Structured figure records

===============

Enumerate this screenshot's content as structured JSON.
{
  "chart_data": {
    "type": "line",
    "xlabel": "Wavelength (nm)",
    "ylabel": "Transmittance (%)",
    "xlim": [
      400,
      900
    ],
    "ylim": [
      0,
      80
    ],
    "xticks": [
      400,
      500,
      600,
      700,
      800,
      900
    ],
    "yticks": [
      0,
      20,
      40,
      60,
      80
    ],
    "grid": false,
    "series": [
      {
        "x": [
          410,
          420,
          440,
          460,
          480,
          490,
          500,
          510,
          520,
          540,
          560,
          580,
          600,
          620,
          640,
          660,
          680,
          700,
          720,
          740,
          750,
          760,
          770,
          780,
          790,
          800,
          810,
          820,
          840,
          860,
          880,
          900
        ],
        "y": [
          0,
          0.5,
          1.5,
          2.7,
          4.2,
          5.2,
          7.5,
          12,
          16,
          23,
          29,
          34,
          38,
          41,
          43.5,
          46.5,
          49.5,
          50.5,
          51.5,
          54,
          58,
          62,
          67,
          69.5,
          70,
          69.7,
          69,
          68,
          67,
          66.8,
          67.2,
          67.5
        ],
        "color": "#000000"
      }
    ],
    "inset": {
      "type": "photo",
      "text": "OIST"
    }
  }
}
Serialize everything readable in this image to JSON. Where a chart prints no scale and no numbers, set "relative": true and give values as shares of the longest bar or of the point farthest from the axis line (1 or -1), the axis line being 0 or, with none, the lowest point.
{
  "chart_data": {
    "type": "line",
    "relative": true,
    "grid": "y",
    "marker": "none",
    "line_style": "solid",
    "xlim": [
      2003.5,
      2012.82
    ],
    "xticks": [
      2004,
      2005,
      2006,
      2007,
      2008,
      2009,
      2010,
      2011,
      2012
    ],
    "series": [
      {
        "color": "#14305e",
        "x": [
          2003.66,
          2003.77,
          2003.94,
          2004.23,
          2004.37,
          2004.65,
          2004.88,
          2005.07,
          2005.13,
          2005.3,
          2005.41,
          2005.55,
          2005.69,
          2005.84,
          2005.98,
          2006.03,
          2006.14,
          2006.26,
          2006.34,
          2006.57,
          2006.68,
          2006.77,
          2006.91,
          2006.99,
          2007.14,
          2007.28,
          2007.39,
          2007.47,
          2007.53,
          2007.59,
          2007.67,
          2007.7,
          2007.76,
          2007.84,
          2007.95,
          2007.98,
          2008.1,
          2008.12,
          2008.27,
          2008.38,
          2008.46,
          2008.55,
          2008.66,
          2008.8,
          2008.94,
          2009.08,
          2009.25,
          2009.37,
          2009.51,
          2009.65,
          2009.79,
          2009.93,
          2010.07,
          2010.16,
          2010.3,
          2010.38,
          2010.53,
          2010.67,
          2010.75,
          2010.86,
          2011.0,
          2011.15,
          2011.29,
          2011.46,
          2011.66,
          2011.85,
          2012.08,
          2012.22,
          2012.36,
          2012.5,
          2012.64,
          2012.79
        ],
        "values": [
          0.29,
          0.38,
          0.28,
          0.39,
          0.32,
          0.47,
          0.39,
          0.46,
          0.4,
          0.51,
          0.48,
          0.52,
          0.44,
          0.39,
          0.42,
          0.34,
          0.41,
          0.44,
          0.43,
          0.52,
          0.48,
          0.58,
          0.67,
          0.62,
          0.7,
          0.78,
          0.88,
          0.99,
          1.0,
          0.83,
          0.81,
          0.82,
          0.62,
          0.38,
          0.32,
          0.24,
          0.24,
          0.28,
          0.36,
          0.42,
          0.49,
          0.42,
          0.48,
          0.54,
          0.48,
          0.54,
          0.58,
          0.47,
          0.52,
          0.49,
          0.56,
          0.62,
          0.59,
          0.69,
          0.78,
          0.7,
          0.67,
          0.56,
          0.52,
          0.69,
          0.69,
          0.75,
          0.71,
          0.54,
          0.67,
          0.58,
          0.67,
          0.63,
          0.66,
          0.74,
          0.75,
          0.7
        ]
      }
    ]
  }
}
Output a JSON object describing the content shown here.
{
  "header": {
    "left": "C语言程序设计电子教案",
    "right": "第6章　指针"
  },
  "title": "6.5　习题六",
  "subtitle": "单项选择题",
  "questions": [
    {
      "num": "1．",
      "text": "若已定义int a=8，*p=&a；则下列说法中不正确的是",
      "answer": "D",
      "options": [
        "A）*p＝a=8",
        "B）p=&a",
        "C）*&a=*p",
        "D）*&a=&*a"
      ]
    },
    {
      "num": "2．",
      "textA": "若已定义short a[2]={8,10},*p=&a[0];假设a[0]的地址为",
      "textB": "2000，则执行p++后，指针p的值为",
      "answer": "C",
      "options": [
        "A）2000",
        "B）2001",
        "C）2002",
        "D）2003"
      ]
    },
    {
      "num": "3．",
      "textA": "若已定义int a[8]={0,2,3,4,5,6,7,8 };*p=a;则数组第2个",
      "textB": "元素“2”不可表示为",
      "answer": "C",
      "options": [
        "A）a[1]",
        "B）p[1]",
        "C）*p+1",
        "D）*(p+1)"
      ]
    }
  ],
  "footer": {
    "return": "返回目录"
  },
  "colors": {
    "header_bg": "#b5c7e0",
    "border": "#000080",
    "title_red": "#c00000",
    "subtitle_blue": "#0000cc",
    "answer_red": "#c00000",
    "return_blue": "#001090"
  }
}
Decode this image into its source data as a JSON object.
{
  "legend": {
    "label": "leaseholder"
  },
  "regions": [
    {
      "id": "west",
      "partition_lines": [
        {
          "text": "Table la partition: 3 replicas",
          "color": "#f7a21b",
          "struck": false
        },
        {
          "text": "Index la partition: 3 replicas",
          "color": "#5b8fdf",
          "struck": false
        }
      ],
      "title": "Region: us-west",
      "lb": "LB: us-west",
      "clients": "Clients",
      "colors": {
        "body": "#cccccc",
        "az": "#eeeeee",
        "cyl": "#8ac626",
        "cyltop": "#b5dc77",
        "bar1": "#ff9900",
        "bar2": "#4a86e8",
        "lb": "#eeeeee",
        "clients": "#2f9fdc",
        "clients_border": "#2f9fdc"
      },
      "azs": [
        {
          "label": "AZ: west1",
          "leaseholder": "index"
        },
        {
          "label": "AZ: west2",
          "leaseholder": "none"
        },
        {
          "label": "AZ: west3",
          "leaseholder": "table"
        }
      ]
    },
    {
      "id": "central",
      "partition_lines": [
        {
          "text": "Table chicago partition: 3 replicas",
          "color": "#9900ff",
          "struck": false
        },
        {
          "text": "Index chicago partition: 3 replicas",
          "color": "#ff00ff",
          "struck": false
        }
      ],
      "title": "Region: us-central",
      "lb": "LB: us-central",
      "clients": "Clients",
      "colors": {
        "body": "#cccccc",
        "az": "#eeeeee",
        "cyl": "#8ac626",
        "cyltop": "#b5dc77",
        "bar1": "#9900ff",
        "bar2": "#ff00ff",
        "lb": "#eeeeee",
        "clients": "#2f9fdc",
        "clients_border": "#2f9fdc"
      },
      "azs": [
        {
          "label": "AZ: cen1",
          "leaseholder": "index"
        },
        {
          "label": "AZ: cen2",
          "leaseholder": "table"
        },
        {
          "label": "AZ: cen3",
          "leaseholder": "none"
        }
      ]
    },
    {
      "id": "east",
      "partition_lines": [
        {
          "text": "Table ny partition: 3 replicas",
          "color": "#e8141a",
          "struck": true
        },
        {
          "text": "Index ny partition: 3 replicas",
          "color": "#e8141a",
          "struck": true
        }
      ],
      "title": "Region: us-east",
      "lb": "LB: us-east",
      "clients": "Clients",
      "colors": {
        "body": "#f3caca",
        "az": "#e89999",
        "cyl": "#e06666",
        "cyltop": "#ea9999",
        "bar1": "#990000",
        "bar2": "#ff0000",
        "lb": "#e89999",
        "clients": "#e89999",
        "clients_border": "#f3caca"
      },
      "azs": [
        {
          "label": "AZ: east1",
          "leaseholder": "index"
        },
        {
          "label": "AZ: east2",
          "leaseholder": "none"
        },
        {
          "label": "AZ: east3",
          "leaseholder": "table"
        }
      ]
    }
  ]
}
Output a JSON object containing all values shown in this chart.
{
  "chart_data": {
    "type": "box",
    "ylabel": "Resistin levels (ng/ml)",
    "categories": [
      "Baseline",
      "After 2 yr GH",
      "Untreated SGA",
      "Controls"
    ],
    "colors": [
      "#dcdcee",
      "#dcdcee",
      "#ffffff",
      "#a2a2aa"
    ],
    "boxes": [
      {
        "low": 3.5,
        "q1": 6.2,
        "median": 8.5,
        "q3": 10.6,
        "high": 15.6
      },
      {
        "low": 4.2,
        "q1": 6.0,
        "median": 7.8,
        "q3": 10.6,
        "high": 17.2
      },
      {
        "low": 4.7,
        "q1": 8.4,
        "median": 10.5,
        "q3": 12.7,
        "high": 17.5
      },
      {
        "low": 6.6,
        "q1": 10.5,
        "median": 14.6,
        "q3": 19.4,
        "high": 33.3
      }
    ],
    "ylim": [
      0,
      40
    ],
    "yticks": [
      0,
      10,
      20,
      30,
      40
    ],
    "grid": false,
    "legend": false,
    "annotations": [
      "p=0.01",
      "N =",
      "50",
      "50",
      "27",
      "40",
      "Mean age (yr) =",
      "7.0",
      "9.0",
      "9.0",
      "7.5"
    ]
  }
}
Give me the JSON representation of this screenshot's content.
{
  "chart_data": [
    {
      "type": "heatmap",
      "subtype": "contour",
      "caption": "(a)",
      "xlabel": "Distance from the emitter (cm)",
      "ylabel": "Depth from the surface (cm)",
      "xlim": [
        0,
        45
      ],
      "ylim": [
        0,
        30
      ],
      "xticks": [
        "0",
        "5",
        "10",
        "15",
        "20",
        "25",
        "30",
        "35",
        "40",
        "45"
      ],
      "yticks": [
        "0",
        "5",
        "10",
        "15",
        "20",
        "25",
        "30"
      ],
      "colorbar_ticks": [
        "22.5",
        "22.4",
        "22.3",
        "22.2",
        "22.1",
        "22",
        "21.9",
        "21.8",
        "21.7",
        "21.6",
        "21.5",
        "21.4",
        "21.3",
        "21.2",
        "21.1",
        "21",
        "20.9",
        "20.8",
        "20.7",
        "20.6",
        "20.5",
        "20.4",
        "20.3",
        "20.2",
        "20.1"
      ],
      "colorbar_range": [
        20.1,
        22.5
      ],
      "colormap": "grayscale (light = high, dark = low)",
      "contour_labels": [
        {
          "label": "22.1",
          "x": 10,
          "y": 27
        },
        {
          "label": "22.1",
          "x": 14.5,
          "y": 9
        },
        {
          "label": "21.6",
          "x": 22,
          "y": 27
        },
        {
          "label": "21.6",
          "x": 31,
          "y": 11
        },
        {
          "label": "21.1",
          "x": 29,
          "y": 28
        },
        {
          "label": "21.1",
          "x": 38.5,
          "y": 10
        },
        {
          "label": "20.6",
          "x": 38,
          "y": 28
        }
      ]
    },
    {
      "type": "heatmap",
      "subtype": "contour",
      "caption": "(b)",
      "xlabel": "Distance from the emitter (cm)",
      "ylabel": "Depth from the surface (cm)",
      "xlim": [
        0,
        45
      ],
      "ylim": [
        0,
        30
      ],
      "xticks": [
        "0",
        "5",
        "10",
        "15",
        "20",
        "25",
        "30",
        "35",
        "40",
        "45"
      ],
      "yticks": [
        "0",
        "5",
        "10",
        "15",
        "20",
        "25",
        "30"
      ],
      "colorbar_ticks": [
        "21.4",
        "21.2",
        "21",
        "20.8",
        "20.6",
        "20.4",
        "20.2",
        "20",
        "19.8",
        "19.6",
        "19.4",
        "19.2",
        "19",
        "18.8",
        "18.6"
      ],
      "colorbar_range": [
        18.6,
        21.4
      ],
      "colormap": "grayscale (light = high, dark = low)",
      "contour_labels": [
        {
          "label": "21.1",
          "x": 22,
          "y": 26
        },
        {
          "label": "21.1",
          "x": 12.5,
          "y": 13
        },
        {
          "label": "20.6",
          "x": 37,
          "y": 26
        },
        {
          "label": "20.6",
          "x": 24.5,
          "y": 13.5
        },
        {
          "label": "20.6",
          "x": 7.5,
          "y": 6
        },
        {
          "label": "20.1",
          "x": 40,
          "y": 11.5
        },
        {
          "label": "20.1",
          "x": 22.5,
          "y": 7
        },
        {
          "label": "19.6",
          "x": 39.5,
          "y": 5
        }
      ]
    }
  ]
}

===============

▸ **Set task**:
List all lines in the material containing the string "Output".

▸ **Task result**:
Output a JSON object describing the content shown here.
Output a JSON object containing all values shown in this chart.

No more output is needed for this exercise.